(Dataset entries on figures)
►
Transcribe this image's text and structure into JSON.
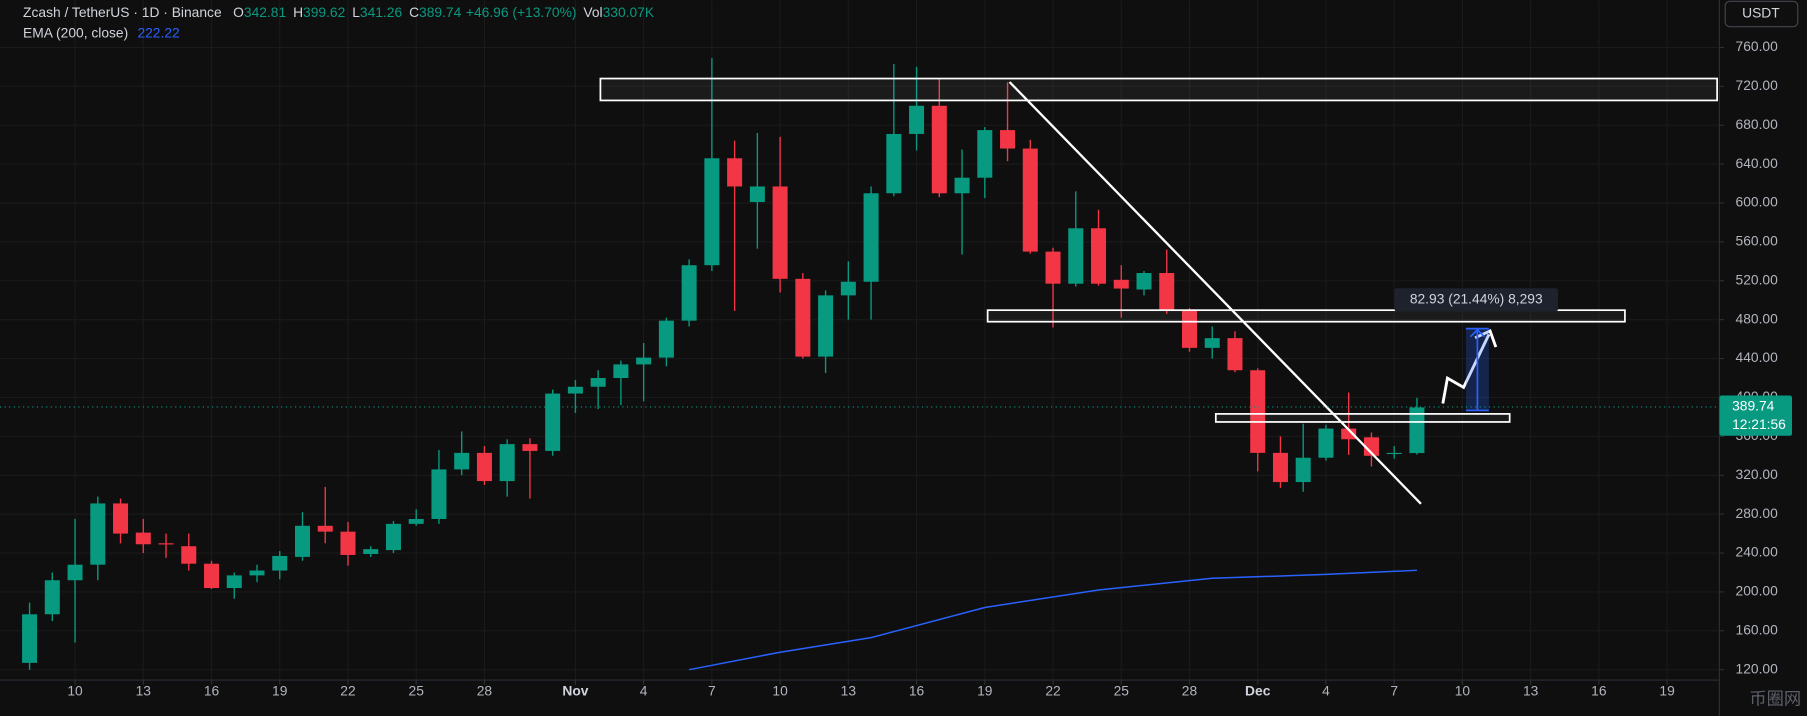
{
  "chart_data": {
    "type": "candlestick",
    "title": "Zcash / TetherUS · 1D · Binance",
    "header": {
      "labels": [
        "O",
        "H",
        "L",
        "C"
      ],
      "change": "+46.96 (+13.70%)",
      "volume_label": "Vol",
      "volume": "330.07K"
    },
    "up_color": "#089981",
    "down_color": "#f23645",
    "x": [
      8,
      9,
      10,
      11,
      12,
      13,
      14,
      15,
      16,
      17,
      18,
      19,
      20,
      21,
      22,
      23,
      24,
      25,
      26,
      27,
      28,
      29,
      30,
      31,
      32,
      33,
      34,
      35,
      36,
      37,
      38,
      39,
      40,
      41,
      42,
      43,
      44,
      45,
      46,
      47,
      48,
      49,
      50,
      51,
      52,
      53,
      54,
      55,
      56,
      57,
      58,
      59,
      60,
      61,
      62,
      63,
      64,
      65,
      66,
      67,
      68,
      69
    ],
    "open": [
      127,
      177,
      212,
      228,
      291,
      261,
      250,
      247,
      229,
      204,
      217,
      222,
      236,
      268,
      262,
      239,
      243,
      270,
      275,
      326,
      343,
      314,
      352,
      345,
      404,
      411,
      420,
      434,
      441,
      479,
      536,
      646,
      601,
      617,
      522,
      442,
      505,
      519,
      610,
      671,
      700,
      610,
      626,
      675,
      656,
      550,
      517,
      574,
      521,
      511,
      528,
      490,
      451,
      461,
      428,
      343,
      313,
      338,
      368,
      359,
      342,
      342.81
    ],
    "high": [
      189,
      220,
      275,
      298,
      296,
      275,
      260,
      260,
      232,
      220,
      228,
      242,
      282,
      308,
      272,
      247,
      273,
      285,
      346,
      365,
      350,
      357,
      358,
      408,
      418,
      428,
      438,
      456,
      482,
      542,
      749,
      664,
      672,
      668,
      528,
      510,
      540,
      617,
      743,
      740,
      728,
      655,
      678,
      724,
      665,
      554,
      612,
      593,
      536,
      530,
      552,
      492,
      473,
      468,
      430,
      360,
      373,
      372,
      405,
      364,
      350,
      399.62
    ],
    "low": [
      120,
      170,
      148,
      212,
      250,
      240,
      235,
      222,
      203,
      193,
      210,
      213,
      232,
      250,
      227,
      236,
      240,
      268,
      270,
      320,
      310,
      298,
      296,
      340,
      384,
      388,
      392,
      396,
      432,
      473,
      530,
      489,
      553,
      508,
      440,
      425,
      480,
      480,
      607,
      654,
      606,
      547,
      605,
      643,
      548,
      472,
      514,
      515,
      482,
      505,
      486,
      447,
      440,
      426,
      324,
      307,
      303,
      335,
      341,
      329,
      337,
      341.26
    ],
    "close": [
      177,
      212,
      228,
      291,
      260,
      249,
      249,
      229,
      204,
      217,
      222,
      237,
      268,
      262,
      238,
      244,
      270,
      275,
      326,
      343,
      314,
      352,
      345,
      404,
      411,
      420,
      434,
      441,
      479,
      536,
      646,
      617,
      617,
      522,
      442,
      505,
      519,
      610,
      671,
      700,
      610,
      626,
      675,
      656,
      550,
      517,
      574,
      517,
      512,
      528,
      490,
      451,
      461,
      428,
      343,
      313,
      338,
      368,
      357,
      340,
      343,
      389.74
    ],
    "ema": {
      "name": "EMA (200, close)",
      "color": "#2962ff",
      "x": [
        37,
        41,
        45,
        50,
        55,
        60,
        65,
        69
      ],
      "values": [
        120,
        138,
        153,
        184,
        202,
        214,
        218,
        222.22
      ]
    },
    "xlim": [
      6.7,
      82.3
    ],
    "xticks": [
      {
        "value": 10,
        "label": "10"
      },
      {
        "value": 13,
        "label": "13"
      },
      {
        "value": 16,
        "label": "16"
      },
      {
        "value": 19,
        "label": "19"
      },
      {
        "value": 22,
        "label": "22"
      },
      {
        "value": 25,
        "label": "25"
      },
      {
        "value": 28,
        "label": "28"
      },
      {
        "value": 32,
        "label": "Nov"
      },
      {
        "value": 35,
        "label": "4"
      },
      {
        "value": 38,
        "label": "7"
      },
      {
        "value": 41,
        "label": "10"
      },
      {
        "value": 44,
        "label": "13"
      },
      {
        "value": 47,
        "label": "16"
      },
      {
        "value": 50,
        "label": "19"
      },
      {
        "value": 53,
        "label": "22"
      },
      {
        "value": 56,
        "label": "25"
      },
      {
        "value": 59,
        "label": "28"
      },
      {
        "value": 62,
        "label": "Dec"
      },
      {
        "value": 65,
        "label": "4"
      },
      {
        "value": 68,
        "label": "7"
      },
      {
        "value": 71,
        "label": "10"
      },
      {
        "value": 74,
        "label": "13"
      },
      {
        "value": 77,
        "label": "16"
      },
      {
        "value": 80,
        "label": "19"
      }
    ],
    "ylim": [
      109.3,
      808.6
    ],
    "yticks": [
      {
        "value": 760,
        "label": "760.00"
      },
      {
        "value": 720,
        "label": "720.00"
      },
      {
        "value": 680,
        "label": "680.00"
      },
      {
        "value": 640,
        "label": "640.00"
      },
      {
        "value": 600,
        "label": "600.00"
      },
      {
        "value": 560,
        "label": "560.00"
      },
      {
        "value": 520,
        "label": "520.00"
      },
      {
        "value": 480,
        "label": "480.00"
      },
      {
        "value": 440,
        "label": "440.00"
      },
      {
        "value": 400,
        "label": "400.00"
      },
      {
        "value": 360,
        "label": "360.00"
      },
      {
        "value": 320,
        "label": "320.00"
      },
      {
        "value": 280,
        "label": "280.00"
      },
      {
        "value": 240,
        "label": "240.00"
      },
      {
        "value": 200,
        "label": "200.00"
      },
      {
        "value": 160,
        "label": "160.00"
      },
      {
        "value": 120,
        "label": "120.00"
      }
    ],
    "grid": true,
    "currency": "USDT",
    "countdown": "12:21:56",
    "measure_label": "82.93 (21.44%) 8,293",
    "watermark": "币圈网"
  }
}
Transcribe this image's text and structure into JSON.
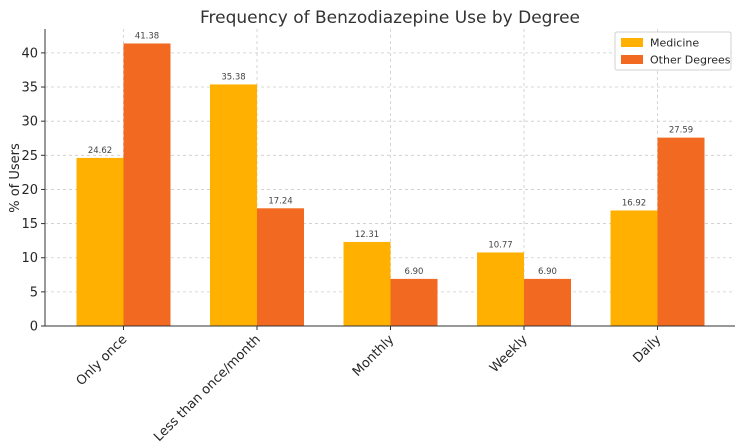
{
  "chart_data": {
    "type": "bar",
    "title": "Frequency of Benzodiazepine Use by Degree",
    "ylabel": "% of Users",
    "xlabel": "",
    "categories": [
      "Only once",
      "Less than once/month",
      "Monthly",
      "Weekly",
      "Daily"
    ],
    "series": [
      {
        "name": "Medicine",
        "color": "#ffb000",
        "values": [
          24.62,
          35.38,
          12.31,
          10.77,
          16.92
        ]
      },
      {
        "name": "Other Degrees",
        "color": "#f26a21",
        "values": [
          41.38,
          17.24,
          6.9,
          6.9,
          27.59
        ]
      }
    ],
    "ylim": [
      0,
      43.5
    ],
    "yticks": [
      0,
      5,
      10,
      15,
      20,
      25,
      30,
      35,
      40
    ],
    "grid": true,
    "legend_position": "top-right"
  }
}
◄
Copy each line above precisely, dropping the pictures.

### Written response
Transcribe this image's text and structure into JSON.
{
  "chart_data": {
    "type": "candlestick",
    "title": "Zcash / TetherUS · 1D · Binance",
    "header": {
      "labels": [
        "O",
        "H",
        "L",
        "C"
      ],
      "change": "+46.96 (+13.70%)",
      "volume_label": "Vol",
      "volume": "330.07K"
    },
    "up_color": "#089981",
    "down_color": "#f23645",
    "x": [
      8,
      9,
      10,
      11,
      12,
      13,
      14,
      15,
      16,
      17,
      18,
      19,
      20,
      21,
      22,
      23,
      24,
      25,
      26,
      27,
      28,
      29,
      30,
      31,
      32,
      33,
      34,
      35,
      36,
      37,
      38,
      39,
      40,
      41,
      42,
      43,
      44,
      45,
      46,
      47,
      48,
      49,
      50,
      51,
      52,
      53,
      54,
      55,
      56,
      57,
      58,
      59,
      60,
      61,
      62,
      63,
      64,
      65,
      66,
      67,
      68,
      69
    ],
    "open": [
      127,
      177,
      212,
      228,
      291,
      261,
      250,
      247,
      229,
      204,
      217,
      222,
      236,
      268,
      262,
      239,
      243,
      270,
      275,
      326,
      343,
      314,
      352,
      345,
      404,
      411,
      420,
      434,
      441,
      479,
      536,
      646,
      601,
      617,
      522,
      442,
      505,
      519,
      610,
      671,
      700,
      610,
      626,
      675,
      656,
      550,
      517,
      574,
      521,
      511,
      528,
      490,
      451,
      461,
      428,
      343,
      313,
      338,
      368,
      359,
      342,
      342.81
    ],
    "high": [
      189,
      220,
      275,
      298,
      296,
      275,
      260,
      260,
      232,
      220,
      228,
      242,
      282,
      308,
      272,
      247,
      273,
      285,
      346,
      365,
      350,
      357,
      358,
      408,
      418,
      428,
      438,
      456,
      482,
      542,
      749,
      664,
      672,
      668,
      528,
      510,
      540,
      617,
      743,
      740,
      728,
      655,
      678,
      724,
      665,
      554,
      612,
      593,
      536,
      530,
      552,
      492,
      473,
      468,
      430,
      360,
      373,
      372,
      405,
      364,
      350,
      399.62
    ],
    "low": [
      120,
      170,
      148,
      212,
      250,
      240,
      235,
      222,
      203,
      193,
      210,
      213,
      232,
      250,
      227,
      236,
      240,
      268,
      270,
      320,
      310,
      298,
      296,
      340,
      384,
      388,
      392,
      396,
      432,
      473,
      530,
      489,
      553,
      508,
      440,
      425,
      480,
      480,
      607,
      654,
      606,
      547,
      605,
      643,
      548,
      472,
      514,
      515,
      482,
      505,
      486,
      447,
      440,
      426,
      324,
      307,
      303,
      335,
      341,
      329,
      337,
      341.26
    ],
    "close": [
      177,
      212,
      228,
      291,
      260,
      249,
      249,
      229,
      204,
      217,
      222,
      237,
      268,
      262,
      238,
      244,
      270,
      275,
      326,
      343,
      314,
      352,
      345,
      404,
      411,
      420,
      434,
      441,
      479,
      536,
      646,
      617,
      617,
      522,
      442,
      505,
      519,
      610,
      671,
      700,
      610,
      626,
      675,
      656,
      550,
      517,
      574,
      517,
      512,
      528,
      490,
      451,
      461,
      428,
      343,
      313,
      338,
      368,
      357,
      340,
      343,
      389.74
    ],
    "ema": {
      "name": "EMA (200, close)",
      "color": "#2962ff",
      "x": [
        37,
        41,
        45,
        50,
        55,
        60,
        65,
        69
      ],
      "values": [
        120,
        138,
        153,
        184,
        202,
        214,
        218,
        222.22
      ]
    },
    "xlim": [
      6.7,
      82.3
    ],
    "xticks": [
      {
        "value": 10,
        "label": "10"
      },
      {
        "value": 13,
        "label": "13"
      },
      {
        "value": 16,
        "label": "16"
      },
      {
        "value": 19,
        "label": "19"
      },
      {
        "value": 22,
        "label": "22"
      },
      {
        "value": 25,
        "label": "25"
      },
      {
        "value": 28,
        "label": "28"
      },
      {
        "value": 32,
        "label": "Nov"
      },
      {
        "value": 35,
        "label": "4"
      },
      {
        "value": 38,
        "label": "7"
      },
      {
        "value": 41,
        "label": "10"
      },
      {
        "value": 44,
        "label": "13"
      },
      {
        "value": 47,
        "label": "16"
      },
      {
        "value": 50,
        "label": "19"
      },
      {
        "value": 53,
        "label": "22"
      },
      {
        "value": 56,
        "label": "25"
      },
      {
        "value": 59,
        "label": "28"
      },
      {
        "value": 62,
        "label": "Dec"
      },
      {
        "value": 65,
        "label": "4"
      },
      {
        "value": 68,
        "label": "7"
      },
      {
        "value": 71,
        "label": "10"
      },
      {
        "value": 74,
        "label": "13"
      },
      {
        "value": 77,
        "label": "16"
      },
      {
        "value": 80,
        "label": "19"
      }
    ],
    "ylim": [
      109.3,
      808.6
    ],
    "yticks": [
      {
        "value": 760,
        "label": "760.00"
      },
      {
        "value": 720,
        "label": "720.00"
      },
      {
        "value": 680,
        "label": "680.00"
      },
      {
        "value": 640,
        "label": "640.00"
      },
      {
        "value": 600,
        "label": "600.00"
      },
      {
        "value": 560,
        "label": "560.00"
      },
      {
        "value": 520,
        "label": "520.00"
      },
      {
        "value": 480,
        "label": "480.00"
      },
      {
        "value": 440,
        "label": "440.00"
      },
      {
        "value": 400,
        "label": "400.00"
      },
      {
        "value": 360,
        "label": "360.00"
      },
      {
        "value": 320,
        "label": "320.00"
      },
      {
        "value": 280,
        "label": "280.00"
      },
      {
        "value": 240,
        "label": "240.00"
      },
      {
        "value": 200,
        "label": "200.00"
      },
      {
        "value": 160,
        "label": "160.00"
      },
      {
        "value": 120,
        "label": "120.00"
      }
    ],
    "grid": true,
    "currency": "USDT",
    "countdown": "12:21:56",
    "measure_label": "82.93 (21.44%) 8,293",
    "watermark": "币圈网"
  }
}
Transcribe this image's text and structure into JSON.
{
  "chart_data": {
    "type": "bar",
    "title": "Frequency of Benzodiazepine Use by Degree",
    "ylabel": "% of Users",
    "xlabel": "",
    "categories": [
      "Only once",
      "Less than once/month",
      "Monthly",
      "Weekly",
      "Daily"
    ],
    "series": [
      {
        "name": "Medicine",
        "color": "#ffb000",
        "values": [
          24.62,
          35.38,
          12.31,
          10.77,
          16.92
        ]
      },
      {
        "name": "Other Degrees",
        "color": "#f26a21",
        "values": [
          41.38,
          17.24,
          6.9,
          6.9,
          27.59
        ]
      }
    ],
    "ylim": [
      0,
      43.5
    ],
    "yticks": [
      0,
      5,
      10,
      15,
      20,
      25,
      30,
      35,
      40
    ],
    "grid": true,
    "legend_position": "top-right"
  }
}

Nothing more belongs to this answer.